#### Task directions
Render the material from its first line through the line containing "197, 195, 237]", both included, as a Markdown table with the columns Row and Line. Give each line in its own row and leave out blank lines.

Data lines

— start —

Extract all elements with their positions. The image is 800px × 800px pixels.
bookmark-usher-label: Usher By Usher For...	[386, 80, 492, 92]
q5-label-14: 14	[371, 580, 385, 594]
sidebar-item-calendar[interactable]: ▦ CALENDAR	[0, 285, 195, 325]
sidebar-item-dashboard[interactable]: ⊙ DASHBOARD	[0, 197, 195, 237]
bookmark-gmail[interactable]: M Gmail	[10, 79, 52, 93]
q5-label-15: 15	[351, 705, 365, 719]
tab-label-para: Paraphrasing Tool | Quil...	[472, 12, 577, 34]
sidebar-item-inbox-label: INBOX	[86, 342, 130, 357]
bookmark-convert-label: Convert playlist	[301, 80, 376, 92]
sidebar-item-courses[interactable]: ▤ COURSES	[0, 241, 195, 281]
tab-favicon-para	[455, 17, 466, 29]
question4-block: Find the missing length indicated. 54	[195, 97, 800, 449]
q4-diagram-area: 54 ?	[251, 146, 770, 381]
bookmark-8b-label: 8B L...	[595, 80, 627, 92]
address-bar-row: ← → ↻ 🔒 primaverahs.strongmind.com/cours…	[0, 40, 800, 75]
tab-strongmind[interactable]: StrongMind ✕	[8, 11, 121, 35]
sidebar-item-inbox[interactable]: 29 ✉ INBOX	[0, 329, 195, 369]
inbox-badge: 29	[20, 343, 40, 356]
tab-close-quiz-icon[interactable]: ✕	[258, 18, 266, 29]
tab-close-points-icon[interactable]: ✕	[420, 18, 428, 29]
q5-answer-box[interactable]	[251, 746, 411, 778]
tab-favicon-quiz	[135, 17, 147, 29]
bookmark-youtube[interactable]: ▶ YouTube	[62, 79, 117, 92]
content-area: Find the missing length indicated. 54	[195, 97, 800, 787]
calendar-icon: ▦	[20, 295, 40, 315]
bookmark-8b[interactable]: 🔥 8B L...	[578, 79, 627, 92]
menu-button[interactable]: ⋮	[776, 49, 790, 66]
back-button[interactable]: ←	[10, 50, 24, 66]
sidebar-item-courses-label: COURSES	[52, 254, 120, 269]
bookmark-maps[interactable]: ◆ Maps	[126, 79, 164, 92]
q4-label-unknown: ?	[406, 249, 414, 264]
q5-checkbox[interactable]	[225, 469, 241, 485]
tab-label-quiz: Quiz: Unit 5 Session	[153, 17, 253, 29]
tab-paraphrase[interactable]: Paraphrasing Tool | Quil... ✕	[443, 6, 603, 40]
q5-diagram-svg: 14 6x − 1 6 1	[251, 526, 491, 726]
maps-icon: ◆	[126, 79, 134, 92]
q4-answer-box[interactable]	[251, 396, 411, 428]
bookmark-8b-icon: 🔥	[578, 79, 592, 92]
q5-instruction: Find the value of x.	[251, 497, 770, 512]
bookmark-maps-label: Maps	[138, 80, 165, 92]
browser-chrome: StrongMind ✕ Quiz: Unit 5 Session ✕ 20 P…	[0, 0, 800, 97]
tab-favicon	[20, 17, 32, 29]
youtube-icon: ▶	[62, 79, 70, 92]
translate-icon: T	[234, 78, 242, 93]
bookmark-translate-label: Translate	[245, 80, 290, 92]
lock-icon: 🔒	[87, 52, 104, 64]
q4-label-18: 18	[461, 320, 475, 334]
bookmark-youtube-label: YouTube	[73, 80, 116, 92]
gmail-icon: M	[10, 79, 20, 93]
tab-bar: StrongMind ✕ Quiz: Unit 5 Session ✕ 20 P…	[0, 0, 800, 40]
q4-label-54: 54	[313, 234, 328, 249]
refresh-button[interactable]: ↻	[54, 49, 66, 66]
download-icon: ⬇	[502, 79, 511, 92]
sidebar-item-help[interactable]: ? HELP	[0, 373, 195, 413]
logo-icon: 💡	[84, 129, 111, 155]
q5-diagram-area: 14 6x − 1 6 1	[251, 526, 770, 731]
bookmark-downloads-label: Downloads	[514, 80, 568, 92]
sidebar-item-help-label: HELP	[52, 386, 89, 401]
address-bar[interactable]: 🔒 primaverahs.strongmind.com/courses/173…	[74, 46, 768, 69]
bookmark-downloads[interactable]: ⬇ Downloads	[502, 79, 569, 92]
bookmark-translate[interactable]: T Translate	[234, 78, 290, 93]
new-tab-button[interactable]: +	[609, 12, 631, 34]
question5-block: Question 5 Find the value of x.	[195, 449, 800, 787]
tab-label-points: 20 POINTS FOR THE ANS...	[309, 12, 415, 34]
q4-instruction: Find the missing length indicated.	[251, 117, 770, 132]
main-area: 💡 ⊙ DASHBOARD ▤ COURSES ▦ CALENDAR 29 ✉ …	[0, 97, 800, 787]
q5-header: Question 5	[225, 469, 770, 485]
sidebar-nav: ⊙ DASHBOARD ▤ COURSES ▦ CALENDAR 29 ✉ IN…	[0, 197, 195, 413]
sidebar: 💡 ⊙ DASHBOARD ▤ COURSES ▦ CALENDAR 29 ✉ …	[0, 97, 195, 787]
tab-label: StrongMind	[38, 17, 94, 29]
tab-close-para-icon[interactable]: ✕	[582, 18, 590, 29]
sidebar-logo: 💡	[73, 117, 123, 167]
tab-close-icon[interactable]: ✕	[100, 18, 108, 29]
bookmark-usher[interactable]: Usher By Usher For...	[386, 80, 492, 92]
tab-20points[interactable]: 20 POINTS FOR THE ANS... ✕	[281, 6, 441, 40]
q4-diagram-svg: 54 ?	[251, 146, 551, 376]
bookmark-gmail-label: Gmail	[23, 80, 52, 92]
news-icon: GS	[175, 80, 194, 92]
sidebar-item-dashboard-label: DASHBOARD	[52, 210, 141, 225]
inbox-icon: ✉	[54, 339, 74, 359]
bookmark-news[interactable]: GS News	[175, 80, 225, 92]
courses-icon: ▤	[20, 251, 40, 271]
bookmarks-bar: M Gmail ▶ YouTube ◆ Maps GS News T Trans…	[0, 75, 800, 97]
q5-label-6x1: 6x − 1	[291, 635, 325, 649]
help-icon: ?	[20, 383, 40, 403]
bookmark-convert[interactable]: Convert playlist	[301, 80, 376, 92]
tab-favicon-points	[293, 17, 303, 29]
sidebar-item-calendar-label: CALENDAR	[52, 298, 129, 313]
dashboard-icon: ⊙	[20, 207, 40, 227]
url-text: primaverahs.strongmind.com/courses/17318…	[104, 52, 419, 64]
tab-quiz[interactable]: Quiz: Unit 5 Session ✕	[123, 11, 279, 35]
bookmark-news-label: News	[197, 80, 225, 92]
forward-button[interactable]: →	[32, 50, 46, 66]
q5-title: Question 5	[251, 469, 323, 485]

— end —

#### Exercise result
| Row | Line |
|---|---|
| 1 | Extract all elements with their positions. The image is 800px × 800px pixels. |
| 2 | bookmark-usher-label: Usher By Usher For...	[386, 80, 492, 92] |
| 3 | q5-label-14: 14	[371, 580, 385, 594] |
| 4 | sidebar-item-calendar[interactable]: ▦ CALENDAR	[0, 285, 195, 325] |
| 5 | sidebar-item-dashboard[interactable]: ⊙ DASHBOARD	[0, 197, 195, 237] |